Set problem:
Write out the items word for word, from the first line up to and including the line that contains "channel-marker: 3 <box>17 265 22 275</box>".

Data shown:
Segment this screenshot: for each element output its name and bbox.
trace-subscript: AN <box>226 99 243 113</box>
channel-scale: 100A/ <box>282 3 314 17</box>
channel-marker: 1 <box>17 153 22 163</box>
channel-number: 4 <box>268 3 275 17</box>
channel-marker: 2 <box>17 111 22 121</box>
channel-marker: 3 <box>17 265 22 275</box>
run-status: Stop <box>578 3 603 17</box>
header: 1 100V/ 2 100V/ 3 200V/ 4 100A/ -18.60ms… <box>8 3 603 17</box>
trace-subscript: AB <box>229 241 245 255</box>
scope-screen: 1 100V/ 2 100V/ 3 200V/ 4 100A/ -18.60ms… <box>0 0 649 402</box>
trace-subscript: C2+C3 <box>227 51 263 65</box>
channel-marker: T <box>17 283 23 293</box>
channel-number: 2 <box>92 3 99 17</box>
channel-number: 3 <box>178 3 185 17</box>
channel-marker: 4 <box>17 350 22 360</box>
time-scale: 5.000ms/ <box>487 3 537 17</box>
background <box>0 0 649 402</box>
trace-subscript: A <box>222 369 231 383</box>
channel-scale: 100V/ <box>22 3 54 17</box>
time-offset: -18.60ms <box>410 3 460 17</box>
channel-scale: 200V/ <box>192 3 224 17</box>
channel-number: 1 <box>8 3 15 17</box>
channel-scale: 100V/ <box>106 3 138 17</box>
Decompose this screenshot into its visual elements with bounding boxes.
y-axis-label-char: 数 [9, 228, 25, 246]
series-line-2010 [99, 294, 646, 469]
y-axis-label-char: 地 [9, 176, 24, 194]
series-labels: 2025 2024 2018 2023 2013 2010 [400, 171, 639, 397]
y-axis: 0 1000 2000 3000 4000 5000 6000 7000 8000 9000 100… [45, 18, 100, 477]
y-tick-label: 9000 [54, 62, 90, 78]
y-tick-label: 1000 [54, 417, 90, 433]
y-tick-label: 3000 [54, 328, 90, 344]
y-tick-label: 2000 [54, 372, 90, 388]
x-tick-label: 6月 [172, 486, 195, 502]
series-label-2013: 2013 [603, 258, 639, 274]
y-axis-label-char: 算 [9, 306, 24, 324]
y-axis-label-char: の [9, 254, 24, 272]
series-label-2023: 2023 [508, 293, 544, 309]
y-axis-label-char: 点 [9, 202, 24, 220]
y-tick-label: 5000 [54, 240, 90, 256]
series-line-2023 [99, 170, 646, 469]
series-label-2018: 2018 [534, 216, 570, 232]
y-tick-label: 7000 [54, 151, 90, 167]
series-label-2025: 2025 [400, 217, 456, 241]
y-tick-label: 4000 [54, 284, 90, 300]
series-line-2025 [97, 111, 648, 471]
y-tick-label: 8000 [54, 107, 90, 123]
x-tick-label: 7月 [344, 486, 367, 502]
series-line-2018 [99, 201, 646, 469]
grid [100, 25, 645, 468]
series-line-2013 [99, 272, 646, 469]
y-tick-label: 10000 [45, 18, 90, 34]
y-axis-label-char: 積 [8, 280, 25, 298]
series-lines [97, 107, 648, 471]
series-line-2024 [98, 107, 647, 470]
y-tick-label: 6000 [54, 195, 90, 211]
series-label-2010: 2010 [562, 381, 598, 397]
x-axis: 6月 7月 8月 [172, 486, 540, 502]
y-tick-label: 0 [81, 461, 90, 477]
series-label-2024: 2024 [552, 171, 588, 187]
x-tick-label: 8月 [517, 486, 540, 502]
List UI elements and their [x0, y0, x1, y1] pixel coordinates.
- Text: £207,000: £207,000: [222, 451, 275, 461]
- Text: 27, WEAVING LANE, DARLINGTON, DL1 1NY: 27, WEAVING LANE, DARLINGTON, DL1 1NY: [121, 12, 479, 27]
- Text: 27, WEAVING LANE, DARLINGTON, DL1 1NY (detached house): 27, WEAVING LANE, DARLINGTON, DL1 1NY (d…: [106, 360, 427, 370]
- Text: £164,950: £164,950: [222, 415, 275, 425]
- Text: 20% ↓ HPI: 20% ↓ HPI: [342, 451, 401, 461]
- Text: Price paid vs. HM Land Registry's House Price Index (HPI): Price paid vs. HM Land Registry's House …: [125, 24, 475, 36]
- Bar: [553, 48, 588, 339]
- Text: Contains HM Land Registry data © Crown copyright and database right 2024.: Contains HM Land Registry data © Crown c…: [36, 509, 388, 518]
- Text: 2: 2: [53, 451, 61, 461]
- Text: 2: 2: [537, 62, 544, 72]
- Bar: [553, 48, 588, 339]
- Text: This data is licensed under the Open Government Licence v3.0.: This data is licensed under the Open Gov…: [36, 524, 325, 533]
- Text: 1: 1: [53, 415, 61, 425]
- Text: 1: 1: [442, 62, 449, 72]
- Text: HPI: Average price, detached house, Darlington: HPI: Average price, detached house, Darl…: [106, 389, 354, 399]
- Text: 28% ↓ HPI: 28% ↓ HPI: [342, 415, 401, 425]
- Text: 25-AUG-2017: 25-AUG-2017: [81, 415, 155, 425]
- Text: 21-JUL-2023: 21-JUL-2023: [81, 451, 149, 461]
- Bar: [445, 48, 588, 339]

Result of the exercise:
Segment this screenshot: for each element output its name and bbox.
trace-subscript: AN <box>226 99 243 113</box>
channel-scale: 100A/ <box>282 3 314 17</box>
channel-marker: 1 <box>17 153 22 163</box>
channel-number: 4 <box>268 3 275 17</box>
channel-marker: 2 <box>17 111 22 121</box>
channel-marker: 3 <box>17 265 22 275</box>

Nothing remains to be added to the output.